Task brief »
Extract each line from the entries below that has the string "instead" in it.

Dataset extract »

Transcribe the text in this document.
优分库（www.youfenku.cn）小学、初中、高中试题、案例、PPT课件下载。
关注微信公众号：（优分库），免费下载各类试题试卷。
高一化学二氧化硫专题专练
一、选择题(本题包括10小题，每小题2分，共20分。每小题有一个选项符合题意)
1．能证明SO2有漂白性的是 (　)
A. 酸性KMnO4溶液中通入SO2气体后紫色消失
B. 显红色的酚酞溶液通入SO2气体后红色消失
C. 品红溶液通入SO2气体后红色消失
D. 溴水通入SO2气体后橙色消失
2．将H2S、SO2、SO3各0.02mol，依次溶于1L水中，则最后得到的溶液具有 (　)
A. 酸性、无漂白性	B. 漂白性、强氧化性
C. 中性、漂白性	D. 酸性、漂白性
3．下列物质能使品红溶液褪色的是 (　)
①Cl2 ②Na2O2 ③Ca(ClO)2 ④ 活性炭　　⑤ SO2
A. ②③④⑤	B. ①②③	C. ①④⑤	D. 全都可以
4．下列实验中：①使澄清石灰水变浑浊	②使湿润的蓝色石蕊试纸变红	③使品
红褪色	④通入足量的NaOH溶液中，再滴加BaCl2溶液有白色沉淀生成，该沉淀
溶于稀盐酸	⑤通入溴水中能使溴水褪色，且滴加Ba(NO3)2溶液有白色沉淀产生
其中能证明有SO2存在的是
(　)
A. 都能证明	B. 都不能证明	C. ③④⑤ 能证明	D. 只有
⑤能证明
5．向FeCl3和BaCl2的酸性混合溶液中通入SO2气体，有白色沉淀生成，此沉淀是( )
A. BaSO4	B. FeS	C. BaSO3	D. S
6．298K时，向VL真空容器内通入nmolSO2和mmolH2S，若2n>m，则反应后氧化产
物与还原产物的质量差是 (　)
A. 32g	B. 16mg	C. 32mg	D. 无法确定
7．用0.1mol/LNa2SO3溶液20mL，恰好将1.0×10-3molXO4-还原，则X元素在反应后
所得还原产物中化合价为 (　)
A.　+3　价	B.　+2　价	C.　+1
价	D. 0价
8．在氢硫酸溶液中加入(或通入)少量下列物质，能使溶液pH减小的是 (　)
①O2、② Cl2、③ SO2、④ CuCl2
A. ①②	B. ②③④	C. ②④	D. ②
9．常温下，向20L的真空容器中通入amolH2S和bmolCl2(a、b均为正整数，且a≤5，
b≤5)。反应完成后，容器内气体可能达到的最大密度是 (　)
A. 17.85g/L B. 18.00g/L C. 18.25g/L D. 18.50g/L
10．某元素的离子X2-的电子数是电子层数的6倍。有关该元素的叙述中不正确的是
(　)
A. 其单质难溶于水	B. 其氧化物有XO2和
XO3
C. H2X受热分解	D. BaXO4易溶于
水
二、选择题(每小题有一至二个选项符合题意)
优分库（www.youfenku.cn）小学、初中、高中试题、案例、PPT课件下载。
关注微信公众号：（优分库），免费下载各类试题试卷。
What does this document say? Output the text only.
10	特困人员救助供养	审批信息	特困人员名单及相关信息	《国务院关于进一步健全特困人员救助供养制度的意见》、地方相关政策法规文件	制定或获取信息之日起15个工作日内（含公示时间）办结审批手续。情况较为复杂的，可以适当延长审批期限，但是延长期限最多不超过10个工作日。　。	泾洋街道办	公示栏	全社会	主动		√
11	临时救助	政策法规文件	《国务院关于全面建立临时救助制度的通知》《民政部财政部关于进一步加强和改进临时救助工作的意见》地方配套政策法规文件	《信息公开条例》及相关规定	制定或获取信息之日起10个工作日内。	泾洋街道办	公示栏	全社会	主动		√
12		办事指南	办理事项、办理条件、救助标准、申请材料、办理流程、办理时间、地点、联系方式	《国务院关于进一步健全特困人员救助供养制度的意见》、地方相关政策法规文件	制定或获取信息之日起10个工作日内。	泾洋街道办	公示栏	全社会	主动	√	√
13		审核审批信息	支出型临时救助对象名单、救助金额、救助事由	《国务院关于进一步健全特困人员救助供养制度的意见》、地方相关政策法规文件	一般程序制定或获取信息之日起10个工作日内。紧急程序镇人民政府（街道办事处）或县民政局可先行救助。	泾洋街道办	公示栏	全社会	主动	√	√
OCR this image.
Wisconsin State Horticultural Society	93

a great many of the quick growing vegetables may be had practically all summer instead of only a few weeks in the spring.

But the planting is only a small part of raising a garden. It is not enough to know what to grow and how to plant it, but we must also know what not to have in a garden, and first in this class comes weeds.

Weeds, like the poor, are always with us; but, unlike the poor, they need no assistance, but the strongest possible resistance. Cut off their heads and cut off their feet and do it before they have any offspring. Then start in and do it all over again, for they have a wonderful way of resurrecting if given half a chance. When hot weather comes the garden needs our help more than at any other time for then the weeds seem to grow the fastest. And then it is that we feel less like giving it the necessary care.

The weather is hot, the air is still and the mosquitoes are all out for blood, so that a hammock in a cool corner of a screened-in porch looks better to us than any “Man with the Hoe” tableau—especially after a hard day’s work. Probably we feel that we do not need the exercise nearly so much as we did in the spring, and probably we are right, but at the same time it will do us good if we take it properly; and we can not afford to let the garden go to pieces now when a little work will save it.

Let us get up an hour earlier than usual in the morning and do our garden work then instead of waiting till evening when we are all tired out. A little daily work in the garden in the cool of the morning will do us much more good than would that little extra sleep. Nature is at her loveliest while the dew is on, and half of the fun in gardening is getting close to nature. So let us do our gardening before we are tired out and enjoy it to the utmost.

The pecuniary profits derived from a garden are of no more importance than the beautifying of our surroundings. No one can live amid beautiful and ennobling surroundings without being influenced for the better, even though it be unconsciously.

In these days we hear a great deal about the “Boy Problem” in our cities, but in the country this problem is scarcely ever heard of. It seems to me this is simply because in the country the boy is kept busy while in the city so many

Result of the exercise »
a great many of the quick growing vegetables may be had practically all summer instead of only a few weeks in the spring.
Let us get up an hour earlier than usual in the morning and do our garden work then instead of waiting till evening when we are all tired out. A little daily work in the garden in the cool of the morning will do us much more good than would that little extra sleep. Nature is at her loveliest while the dew is on, and half of the fun in gardening is getting close to nature. So let us do our gardening before we are tired out and enjoy it to the utmost.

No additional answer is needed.